Material:
• • • • •

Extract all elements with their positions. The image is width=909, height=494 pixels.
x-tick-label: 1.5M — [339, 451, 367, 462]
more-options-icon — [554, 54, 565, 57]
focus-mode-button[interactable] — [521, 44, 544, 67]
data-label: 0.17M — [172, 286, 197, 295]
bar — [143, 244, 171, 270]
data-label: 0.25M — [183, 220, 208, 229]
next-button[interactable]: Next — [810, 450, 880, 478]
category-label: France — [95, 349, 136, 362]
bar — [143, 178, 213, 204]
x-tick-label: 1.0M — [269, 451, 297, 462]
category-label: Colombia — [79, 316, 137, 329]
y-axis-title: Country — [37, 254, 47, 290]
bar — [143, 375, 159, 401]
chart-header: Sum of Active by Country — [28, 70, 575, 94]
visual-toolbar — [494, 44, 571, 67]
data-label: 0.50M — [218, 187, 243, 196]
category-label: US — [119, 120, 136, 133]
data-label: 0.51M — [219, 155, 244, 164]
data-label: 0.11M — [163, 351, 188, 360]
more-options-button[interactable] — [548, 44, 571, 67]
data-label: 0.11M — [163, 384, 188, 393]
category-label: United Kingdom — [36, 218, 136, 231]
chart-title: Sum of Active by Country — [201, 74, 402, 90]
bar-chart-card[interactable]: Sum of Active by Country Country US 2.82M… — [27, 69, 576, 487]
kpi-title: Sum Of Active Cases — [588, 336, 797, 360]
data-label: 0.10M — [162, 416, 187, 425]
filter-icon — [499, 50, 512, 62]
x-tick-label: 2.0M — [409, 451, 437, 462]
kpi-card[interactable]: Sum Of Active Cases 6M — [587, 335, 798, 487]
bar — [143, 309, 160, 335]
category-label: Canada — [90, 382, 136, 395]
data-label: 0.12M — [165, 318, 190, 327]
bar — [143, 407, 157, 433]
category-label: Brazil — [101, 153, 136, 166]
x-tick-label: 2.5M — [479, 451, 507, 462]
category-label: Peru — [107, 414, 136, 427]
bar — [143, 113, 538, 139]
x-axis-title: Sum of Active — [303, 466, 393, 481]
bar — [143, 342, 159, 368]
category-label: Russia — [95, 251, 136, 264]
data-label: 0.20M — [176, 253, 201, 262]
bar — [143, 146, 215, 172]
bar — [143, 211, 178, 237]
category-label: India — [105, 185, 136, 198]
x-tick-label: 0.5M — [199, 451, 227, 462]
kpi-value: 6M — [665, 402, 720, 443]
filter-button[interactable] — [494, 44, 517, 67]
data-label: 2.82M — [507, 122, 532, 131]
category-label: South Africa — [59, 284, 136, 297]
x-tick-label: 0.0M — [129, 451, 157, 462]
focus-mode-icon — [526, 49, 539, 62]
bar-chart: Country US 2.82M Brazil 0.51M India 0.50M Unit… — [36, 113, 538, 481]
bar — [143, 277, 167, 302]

• • • • •

What is expected:
Copy every line of the items above word for word, from the first line to the last.

Expected output:
Extract all elements with their positions. The image is width=909, height=494 pixels.
x-tick-label: 1.5M — [339, 451, 367, 462]
more-options-icon — [554, 54, 565, 57]
focus-mode-button[interactable] — [521, 44, 544, 67]
data-label: 0.17M — [172, 286, 197, 295]
bar — [143, 244, 171, 270]
data-label: 0.25M — [183, 220, 208, 229]
next-button[interactable]: Next — [810, 450, 880, 478]
category-label: France — [95, 349, 136, 362]
bar — [143, 178, 213, 204]
x-tick-label: 1.0M — [269, 451, 297, 462]
category-label: Colombia — [79, 316, 137, 329]
y-axis-title: Country — [37, 254, 47, 290]
bar — [143, 375, 159, 401]
chart-header: Sum of Active by Country — [28, 70, 575, 94]
visual-toolbar — [494, 44, 571, 67]
data-label: 0.50M — [218, 187, 243, 196]
category-label: US — [119, 120, 136, 133]
data-label: 0.51M — [219, 155, 244, 164]
data-label: 0.11M — [163, 351, 188, 360]
more-options-button[interactable] — [548, 44, 571, 67]
data-label: 0.11M — [163, 384, 188, 393]
category-label: United Kingdom — [36, 218, 136, 231]
chart-title: Sum of Active by Country — [201, 74, 402, 90]
bar-chart-card[interactable]: Sum of Active by Country Country US 2.82M… — [27, 69, 576, 487]
kpi-title: Sum Of Active Cases — [588, 336, 797, 360]
data-label: 0.10M — [162, 416, 187, 425]
filter-icon — [499, 50, 512, 62]
x-tick-label: 2.0M — [409, 451, 437, 462]
kpi-card[interactable]: Sum Of Active Cases 6M — [587, 335, 798, 487]
bar — [143, 309, 160, 335]
category-label: Canada — [90, 382, 136, 395]
data-label: 0.12M — [165, 318, 190, 327]
bar — [143, 407, 157, 433]
category-label: Brazil — [101, 153, 136, 166]
x-tick-label: 2.5M — [479, 451, 507, 462]
category-label: Peru — [107, 414, 136, 427]
bar — [143, 113, 538, 139]
x-axis-title: Sum of Active — [303, 466, 393, 481]
bar — [143, 342, 159, 368]
category-label: Russia — [95, 251, 136, 264]
data-label: 0.20M — [176, 253, 201, 262]
bar — [143, 146, 215, 172]
bar — [143, 211, 178, 237]
category-label: India — [105, 185, 136, 198]
x-tick-label: 0.5M — [199, 451, 227, 462]
kpi-value: 6M — [665, 402, 720, 443]
filter-button[interactable] — [494, 44, 517, 67]
data-label: 2.82M — [507, 122, 532, 131]
category-label: South Africa — [59, 284, 136, 297]
x-tick-label: 0.0M — [129, 451, 157, 462]
focus-mode-icon — [526, 49, 539, 62]
bar-chart: Country US 2.82M Brazil 0.51M India 0.50M Unit… — [36, 113, 538, 481]
bar — [143, 277, 167, 302]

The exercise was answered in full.